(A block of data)
........

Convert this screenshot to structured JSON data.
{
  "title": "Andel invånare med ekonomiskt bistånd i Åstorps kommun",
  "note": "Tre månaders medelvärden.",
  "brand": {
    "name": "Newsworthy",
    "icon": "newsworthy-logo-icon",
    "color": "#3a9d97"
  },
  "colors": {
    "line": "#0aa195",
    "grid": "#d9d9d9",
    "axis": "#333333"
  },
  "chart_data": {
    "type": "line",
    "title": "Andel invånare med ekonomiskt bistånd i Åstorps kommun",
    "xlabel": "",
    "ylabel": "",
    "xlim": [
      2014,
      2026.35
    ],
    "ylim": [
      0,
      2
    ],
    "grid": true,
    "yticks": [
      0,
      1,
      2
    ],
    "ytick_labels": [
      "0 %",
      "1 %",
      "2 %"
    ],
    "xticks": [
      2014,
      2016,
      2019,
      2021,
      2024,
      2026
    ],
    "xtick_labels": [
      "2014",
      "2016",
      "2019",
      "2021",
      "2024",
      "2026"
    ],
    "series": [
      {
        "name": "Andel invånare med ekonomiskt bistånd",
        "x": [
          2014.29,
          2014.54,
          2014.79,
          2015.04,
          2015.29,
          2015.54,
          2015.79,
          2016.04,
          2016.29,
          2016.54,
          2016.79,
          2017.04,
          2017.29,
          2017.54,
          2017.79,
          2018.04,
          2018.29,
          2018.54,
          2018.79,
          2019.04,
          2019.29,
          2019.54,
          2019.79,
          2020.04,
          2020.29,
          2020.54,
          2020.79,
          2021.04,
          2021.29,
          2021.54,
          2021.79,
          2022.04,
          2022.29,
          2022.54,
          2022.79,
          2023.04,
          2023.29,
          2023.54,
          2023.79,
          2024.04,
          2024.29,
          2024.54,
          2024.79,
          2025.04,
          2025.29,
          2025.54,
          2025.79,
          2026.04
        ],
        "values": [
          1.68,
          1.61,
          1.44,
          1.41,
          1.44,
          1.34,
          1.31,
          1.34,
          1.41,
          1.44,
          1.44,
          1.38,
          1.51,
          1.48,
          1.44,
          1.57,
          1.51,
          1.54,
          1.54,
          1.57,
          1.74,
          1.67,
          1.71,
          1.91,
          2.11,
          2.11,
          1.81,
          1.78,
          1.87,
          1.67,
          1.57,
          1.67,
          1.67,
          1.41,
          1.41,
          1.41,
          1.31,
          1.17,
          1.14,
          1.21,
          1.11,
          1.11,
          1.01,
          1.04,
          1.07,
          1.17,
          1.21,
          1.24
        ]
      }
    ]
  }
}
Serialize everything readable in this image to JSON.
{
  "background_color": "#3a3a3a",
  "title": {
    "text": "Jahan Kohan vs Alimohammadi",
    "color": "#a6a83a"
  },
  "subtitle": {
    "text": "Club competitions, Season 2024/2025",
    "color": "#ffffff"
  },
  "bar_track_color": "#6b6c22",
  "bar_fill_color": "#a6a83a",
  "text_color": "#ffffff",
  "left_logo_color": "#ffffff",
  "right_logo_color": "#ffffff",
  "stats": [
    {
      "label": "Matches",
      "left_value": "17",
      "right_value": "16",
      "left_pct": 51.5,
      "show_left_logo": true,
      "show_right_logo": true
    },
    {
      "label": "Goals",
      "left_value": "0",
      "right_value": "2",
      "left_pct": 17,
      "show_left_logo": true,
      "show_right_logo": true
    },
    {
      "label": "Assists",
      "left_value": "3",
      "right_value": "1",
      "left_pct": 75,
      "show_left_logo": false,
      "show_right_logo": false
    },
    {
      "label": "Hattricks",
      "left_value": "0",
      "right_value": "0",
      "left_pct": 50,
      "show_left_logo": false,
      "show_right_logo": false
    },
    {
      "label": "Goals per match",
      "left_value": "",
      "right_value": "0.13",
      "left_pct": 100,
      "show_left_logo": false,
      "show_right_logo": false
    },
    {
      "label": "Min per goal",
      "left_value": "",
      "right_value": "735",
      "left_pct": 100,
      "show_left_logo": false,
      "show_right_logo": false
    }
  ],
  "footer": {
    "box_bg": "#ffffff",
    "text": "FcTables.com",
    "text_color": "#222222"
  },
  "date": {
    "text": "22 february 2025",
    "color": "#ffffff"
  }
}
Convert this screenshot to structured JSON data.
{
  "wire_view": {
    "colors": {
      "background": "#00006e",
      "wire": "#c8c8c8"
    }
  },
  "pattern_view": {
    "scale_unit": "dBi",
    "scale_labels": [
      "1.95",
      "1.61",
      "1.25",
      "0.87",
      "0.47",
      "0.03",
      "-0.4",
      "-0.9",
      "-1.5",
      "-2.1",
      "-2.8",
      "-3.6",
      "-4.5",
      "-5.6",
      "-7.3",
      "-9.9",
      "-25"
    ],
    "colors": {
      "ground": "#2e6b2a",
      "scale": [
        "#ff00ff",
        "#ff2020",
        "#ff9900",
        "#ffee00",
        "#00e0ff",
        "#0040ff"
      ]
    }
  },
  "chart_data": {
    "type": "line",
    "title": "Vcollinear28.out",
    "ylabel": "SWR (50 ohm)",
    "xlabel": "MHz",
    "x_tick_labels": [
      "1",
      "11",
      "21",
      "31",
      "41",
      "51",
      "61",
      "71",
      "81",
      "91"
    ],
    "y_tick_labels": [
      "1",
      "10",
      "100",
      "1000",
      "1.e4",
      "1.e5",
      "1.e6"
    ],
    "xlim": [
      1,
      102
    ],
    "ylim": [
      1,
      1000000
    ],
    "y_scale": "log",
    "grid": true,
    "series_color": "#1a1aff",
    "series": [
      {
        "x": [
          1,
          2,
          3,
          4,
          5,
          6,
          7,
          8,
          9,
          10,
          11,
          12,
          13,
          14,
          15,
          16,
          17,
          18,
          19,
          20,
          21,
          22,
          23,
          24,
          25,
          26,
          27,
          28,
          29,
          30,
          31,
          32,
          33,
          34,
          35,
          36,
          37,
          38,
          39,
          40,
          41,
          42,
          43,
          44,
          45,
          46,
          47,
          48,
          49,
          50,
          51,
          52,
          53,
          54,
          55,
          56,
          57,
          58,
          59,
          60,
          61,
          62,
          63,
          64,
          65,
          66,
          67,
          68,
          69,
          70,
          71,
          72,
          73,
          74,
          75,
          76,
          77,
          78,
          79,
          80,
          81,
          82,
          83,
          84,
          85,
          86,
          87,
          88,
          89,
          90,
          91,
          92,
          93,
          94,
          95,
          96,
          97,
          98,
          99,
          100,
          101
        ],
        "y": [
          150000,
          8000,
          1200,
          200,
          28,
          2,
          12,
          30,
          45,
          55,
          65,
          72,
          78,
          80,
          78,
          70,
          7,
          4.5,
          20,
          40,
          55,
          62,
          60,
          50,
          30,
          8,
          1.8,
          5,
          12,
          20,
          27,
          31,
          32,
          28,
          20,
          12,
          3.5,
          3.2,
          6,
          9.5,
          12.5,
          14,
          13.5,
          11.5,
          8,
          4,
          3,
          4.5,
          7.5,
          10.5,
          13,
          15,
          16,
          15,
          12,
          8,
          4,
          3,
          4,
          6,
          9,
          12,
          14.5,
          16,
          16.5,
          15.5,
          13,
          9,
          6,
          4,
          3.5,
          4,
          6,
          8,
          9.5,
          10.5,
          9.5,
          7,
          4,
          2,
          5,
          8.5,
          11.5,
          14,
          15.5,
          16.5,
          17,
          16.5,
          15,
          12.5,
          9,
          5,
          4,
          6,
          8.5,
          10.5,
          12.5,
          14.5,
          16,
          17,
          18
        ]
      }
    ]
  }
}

........

Extract the complete data, matching each line exactly.

» Response below
Convert this screenshot to structured JSON data.
{
  "title": "Andel invånare med ekonomiskt bistånd i Åstorps kommun",
  "note": "Tre månaders medelvärden.",
  "brand": {
    "name": "Newsworthy",
    "icon": "newsworthy-logo-icon",
    "color": "#3a9d97"
  },
  "colors": {
    "line": "#0aa195",
    "grid": "#d9d9d9",
    "axis": "#333333"
  },
  "chart_data": {
    "type": "line",
    "title": "Andel invånare med ekonomiskt bistånd i Åstorps kommun",
    "xlabel": "",
    "ylabel": "",
    "xlim": [
      2014,
      2026.35
    ],
    "ylim": [
      0,
      2
    ],
    "grid": true,
    "yticks": [
      0,
      1,
      2
    ],
    "ytick_labels": [
      "0 %",
      "1 %",
      "2 %"
    ],
    "xticks": [
      2014,
      2016,
      2019,
      2021,
      2024,
      2026
    ],
    "xtick_labels": [
      "2014",
      "2016",
      "2019",
      "2021",
      "2024",
      "2026"
    ],
    "series": [
      {
        "name": "Andel invånare med ekonomiskt bistånd",
        "x": [
          2014.29,
          2014.54,
          2014.79,
          2015.04,
          2015.29,
          2015.54,
          2015.79,
          2016.04,
          2016.29,
          2016.54,
          2016.79,
          2017.04,
          2017.29,
          2017.54,
          2017.79,
          2018.04,
          2018.29,
          2018.54,
          2018.79,
          2019.04,
          2019.29,
          2019.54,
          2019.79,
          2020.04,
          2020.29,
          2020.54,
          2020.79,
          2021.04,
          2021.29,
          2021.54,
          2021.79,
          2022.04,
          2022.29,
          2022.54,
          2022.79,
          2023.04,
          2023.29,
          2023.54,
          2023.79,
          2024.04,
          2024.29,
          2024.54,
          2024.79,
          2025.04,
          2025.29,
          2025.54,
          2025.79,
          2026.04
        ],
        "values": [
          1.68,
          1.61,
          1.44,
          1.41,
          1.44,
          1.34,
          1.31,
          1.34,
          1.41,
          1.44,
          1.44,
          1.38,
          1.51,
          1.48,
          1.44,
          1.57,
          1.51,
          1.54,
          1.54,
          1.57,
          1.74,
          1.67,
          1.71,
          1.91,
          2.11,
          2.11,
          1.81,
          1.78,
          1.87,
          1.67,
          1.57,
          1.67,
          1.67,
          1.41,
          1.41,
          1.41,
          1.31,
          1.17,
          1.14,
          1.21,
          1.11,
          1.11,
          1.01,
          1.04,
          1.07,
          1.17,
          1.21,
          1.24
        ]
      }
    ]
  }
}
Serialize everything readable in this image to JSON.
{
  "background_color": "#3a3a3a",
  "title": {
    "text": "Jahan Kohan vs Alimohammadi",
    "color": "#a6a83a"
  },
  "subtitle": {
    "text": "Club competitions, Season 2024/2025",
    "color": "#ffffff"
  },
  "bar_track_color": "#6b6c22",
  "bar_fill_color": "#a6a83a",
  "text_color": "#ffffff",
  "left_logo_color": "#ffffff",
  "right_logo_color": "#ffffff",
  "stats": [
    {
      "label": "Matches",
      "left_value": "17",
      "right_value": "16",
      "left_pct": 51.5,
      "show_left_logo": true,
      "show_right_logo": true
    },
    {
      "label": "Goals",
      "left_value": "0",
      "right_value": "2",
      "left_pct": 17,
      "show_left_logo": true,
      "show_right_logo": true
    },
    {
      "label": "Assists",
      "left_value": "3",
      "right_value": "1",
      "left_pct": 75,
      "show_left_logo": false,
      "show_right_logo": false
    },
    {
      "label": "Hattricks",
      "left_value": "0",
      "right_value": "0",
      "left_pct": 50,
      "show_left_logo": false,
      "show_right_logo": false
    },
    {
      "label": "Goals per match",
      "left_value": "",
      "right_value": "0.13",
      "left_pct": 100,
      "show_left_logo": false,
      "show_right_logo": false
    },
    {
      "label": "Min per goal",
      "left_value": "",
      "right_value": "735",
      "left_pct": 100,
      "show_left_logo": false,
      "show_right_logo": false
    }
  ],
  "footer": {
    "box_bg": "#ffffff",
    "text": "FcTables.com",
    "text_color": "#222222"
  },
  "date": {
    "text": "22 february 2025",
    "color": "#ffffff"
  }
}
Convert this screenshot to structured JSON data.
{
  "wire_view": {
    "colors": {
      "background": "#00006e",
      "wire": "#c8c8c8"
    }
  },
  "pattern_view": {
    "scale_unit": "dBi",
    "scale_labels": [
      "1.95",
      "1.61",
      "1.25",
      "0.87",
      "0.47",
      "0.03",
      "-0.4",
      "-0.9",
      "-1.5",
      "-2.1",
      "-2.8",
      "-3.6",
      "-4.5",
      "-5.6",
      "-7.3",
      "-9.9",
      "-25"
    ],
    "colors": {
      "ground": "#2e6b2a",
      "scale": [
        "#ff00ff",
        "#ff2020",
        "#ff9900",
        "#ffee00",
        "#00e0ff",
        "#0040ff"
      ]
    }
  },
  "chart_data": {
    "type": "line",
    "title": "Vcollinear28.out",
    "ylabel": "SWR (50 ohm)",
    "xlabel": "MHz",
    "x_tick_labels": [
      "1",
      "11",
      "21",
      "31",
      "41",
      "51",
      "61",
      "71",
      "81",
      "91"
    ],
    "y_tick_labels": [
      "1",
      "10",
      "100",
      "1000",
      "1.e4",
      "1.e5",
      "1.e6"
    ],
    "xlim": [
      1,
      102
    ],
    "ylim": [
      1,
      1000000
    ],
    "y_scale": "log",
    "grid": true,
    "series_color": "#1a1aff",
    "series": [
      {
        "x": [
          1,
          2,
          3,
          4,
          5,
          6,
          7,
          8,
          9,
          10,
          11,
          12,
          13,
          14,
          15,
          16,
          17,
          18,
          19,
          20,
          21,
          22,
          23,
          24,
          25,
          26,
          27,
          28,
          29,
          30,
          31,
          32,
          33,
          34,
          35,
          36,
          37,
          38,
          39,
          40,
          41,
          42,
          43,
          44,
          45,
          46,
          47,
          48,
          49,
          50,
          51,
          52,
          53,
          54,
          55,
          56,
          57,
          58,
          59,
          60,
          61,
          62,
          63,
          64,
          65,
          66,
          67,
          68,
          69,
          70,
          71,
          72,
          73,
          74,
          75,
          76,
          77,
          78,
          79,
          80,
          81,
          82,
          83,
          84,
          85,
          86,
          87,
          88,
          89,
          90,
          91,
          92,
          93,
          94,
          95,
          96,
          97,
          98,
          99,
          100,
          101
        ],
        "y": [
          150000,
          8000,
          1200,
          200,
          28,
          2,
          12,
          30,
          45,
          55,
          65,
          72,
          78,
          80,
          78,
          70,
          7,
          4.5,
          20,
          40,
          55,
          62,
          60,
          50,
          30,
          8,
          1.8,
          5,
          12,
          20,
          27,
          31,
          32,
          28,
          20,
          12,
          3.5,
          3.2,
          6,
          9.5,
          12.5,
          14,
          13.5,
          11.5,
          8,
          4,
          3,
          4.5,
          7.5,
          10.5,
          13,
          15,
          16,
          15,
          12,
          8,
          4,
          3,
          4,
          6,
          9,
          12,
          14.5,
          16,
          16.5,
          15.5,
          13,
          9,
          6,
          4,
          3.5,
          4,
          6,
          8,
          9.5,
          10.5,
          9.5,
          7,
          4,
          2,
          5,
          8.5,
          11.5,
          14,
          15.5,
          16.5,
          17,
          16.5,
          15,
          12.5,
          9,
          5,
          4,
          6,
          8.5,
          10.5,
          12.5,
          14.5,
          16,
          17,
          18
        ]
      }
    ]
  }
}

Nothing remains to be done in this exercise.